REQUIREMENTS - Present each line of the entries below that holds the word "Profit".

[START OF RECORDS PROVIDED]

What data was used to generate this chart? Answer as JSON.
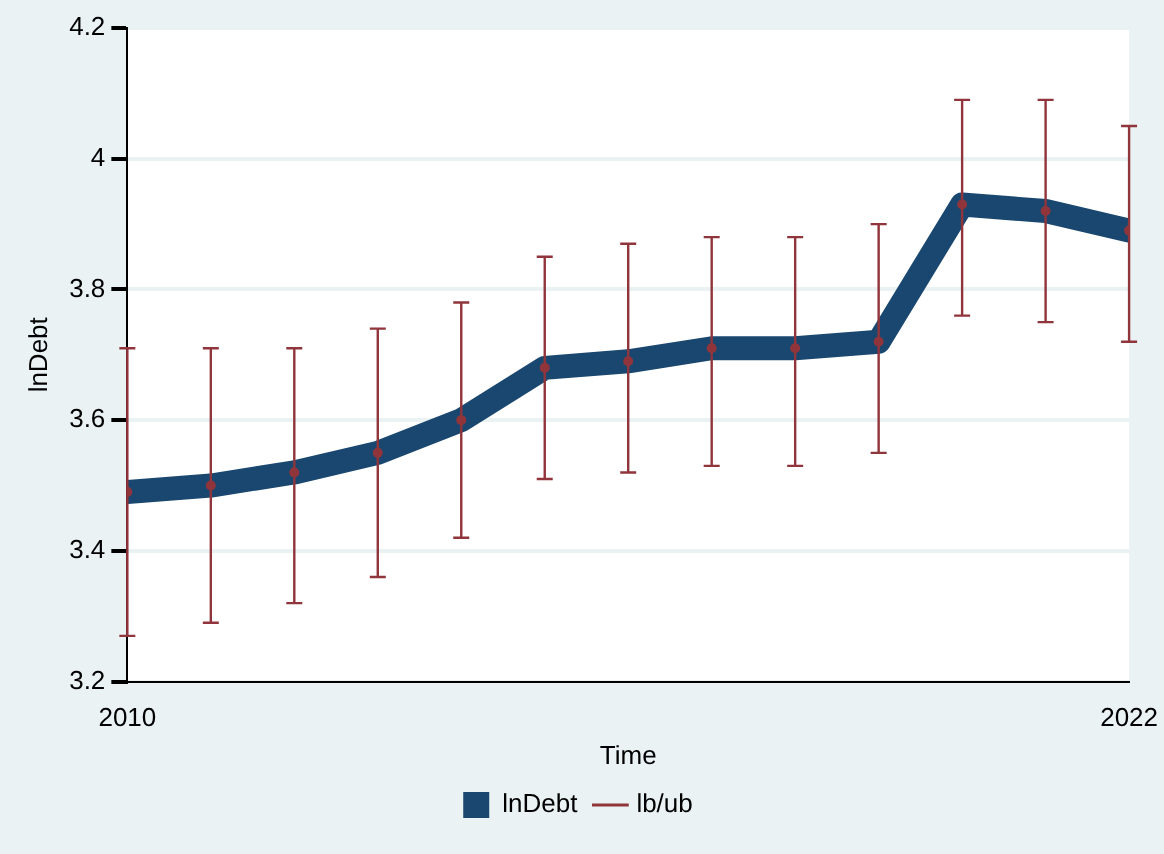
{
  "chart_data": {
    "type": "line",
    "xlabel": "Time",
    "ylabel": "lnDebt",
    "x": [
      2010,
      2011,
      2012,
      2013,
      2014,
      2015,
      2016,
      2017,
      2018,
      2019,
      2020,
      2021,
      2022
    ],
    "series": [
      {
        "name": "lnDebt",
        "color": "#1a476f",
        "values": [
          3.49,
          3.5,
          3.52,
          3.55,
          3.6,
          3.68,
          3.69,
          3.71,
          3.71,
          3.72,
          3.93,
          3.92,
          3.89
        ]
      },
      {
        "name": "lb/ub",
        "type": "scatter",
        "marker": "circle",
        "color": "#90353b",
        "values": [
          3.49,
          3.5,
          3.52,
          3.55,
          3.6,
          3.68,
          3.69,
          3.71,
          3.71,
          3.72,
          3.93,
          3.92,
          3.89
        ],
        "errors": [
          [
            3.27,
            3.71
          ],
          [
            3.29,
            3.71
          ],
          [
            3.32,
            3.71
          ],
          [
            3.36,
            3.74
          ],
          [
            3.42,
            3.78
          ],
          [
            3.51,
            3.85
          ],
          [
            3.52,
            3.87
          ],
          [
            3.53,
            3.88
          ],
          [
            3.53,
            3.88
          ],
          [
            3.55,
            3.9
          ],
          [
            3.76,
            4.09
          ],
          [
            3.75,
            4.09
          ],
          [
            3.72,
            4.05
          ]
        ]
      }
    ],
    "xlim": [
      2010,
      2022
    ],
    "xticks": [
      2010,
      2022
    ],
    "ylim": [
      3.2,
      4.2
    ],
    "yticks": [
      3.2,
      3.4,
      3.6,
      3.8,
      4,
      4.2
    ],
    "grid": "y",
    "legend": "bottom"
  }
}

[END OF RECORDS PROVIDED]
[START OF RECORDS PROVIDED]

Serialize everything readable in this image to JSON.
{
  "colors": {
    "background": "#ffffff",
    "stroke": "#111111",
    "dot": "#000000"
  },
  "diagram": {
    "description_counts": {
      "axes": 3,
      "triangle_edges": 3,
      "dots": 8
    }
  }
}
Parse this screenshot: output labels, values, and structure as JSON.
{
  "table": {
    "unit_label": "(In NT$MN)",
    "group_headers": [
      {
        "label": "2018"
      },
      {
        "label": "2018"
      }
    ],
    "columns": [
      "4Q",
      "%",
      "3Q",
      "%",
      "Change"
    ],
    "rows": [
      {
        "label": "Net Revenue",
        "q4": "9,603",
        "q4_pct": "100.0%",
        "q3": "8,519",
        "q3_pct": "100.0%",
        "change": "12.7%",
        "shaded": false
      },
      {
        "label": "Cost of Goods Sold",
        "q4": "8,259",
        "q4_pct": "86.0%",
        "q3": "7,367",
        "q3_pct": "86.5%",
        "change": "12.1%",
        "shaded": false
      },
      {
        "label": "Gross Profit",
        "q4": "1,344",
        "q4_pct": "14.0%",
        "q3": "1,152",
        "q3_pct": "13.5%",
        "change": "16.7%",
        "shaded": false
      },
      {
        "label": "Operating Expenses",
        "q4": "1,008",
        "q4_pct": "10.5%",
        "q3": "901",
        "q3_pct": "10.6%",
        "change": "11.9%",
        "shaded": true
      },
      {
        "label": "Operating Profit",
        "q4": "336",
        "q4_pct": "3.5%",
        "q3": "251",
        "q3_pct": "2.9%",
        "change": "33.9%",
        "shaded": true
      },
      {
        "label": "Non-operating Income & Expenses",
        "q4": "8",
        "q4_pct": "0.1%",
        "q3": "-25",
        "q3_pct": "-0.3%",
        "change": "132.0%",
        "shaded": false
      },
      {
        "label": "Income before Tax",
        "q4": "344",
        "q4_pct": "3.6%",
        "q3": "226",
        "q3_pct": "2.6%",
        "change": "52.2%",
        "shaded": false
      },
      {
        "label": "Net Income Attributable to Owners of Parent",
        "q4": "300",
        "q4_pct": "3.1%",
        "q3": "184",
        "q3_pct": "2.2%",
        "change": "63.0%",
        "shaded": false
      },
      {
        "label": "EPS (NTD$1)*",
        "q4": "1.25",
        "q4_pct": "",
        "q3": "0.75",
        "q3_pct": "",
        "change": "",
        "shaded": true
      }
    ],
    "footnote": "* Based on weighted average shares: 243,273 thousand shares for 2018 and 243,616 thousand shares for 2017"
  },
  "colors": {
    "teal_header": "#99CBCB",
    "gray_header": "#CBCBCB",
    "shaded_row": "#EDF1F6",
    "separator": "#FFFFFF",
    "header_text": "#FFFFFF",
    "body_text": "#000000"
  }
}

[END OF RECORDS PROVIDED]

OUTPUT -
        "label": "Gross Profit",
        "label": "Operating Profit",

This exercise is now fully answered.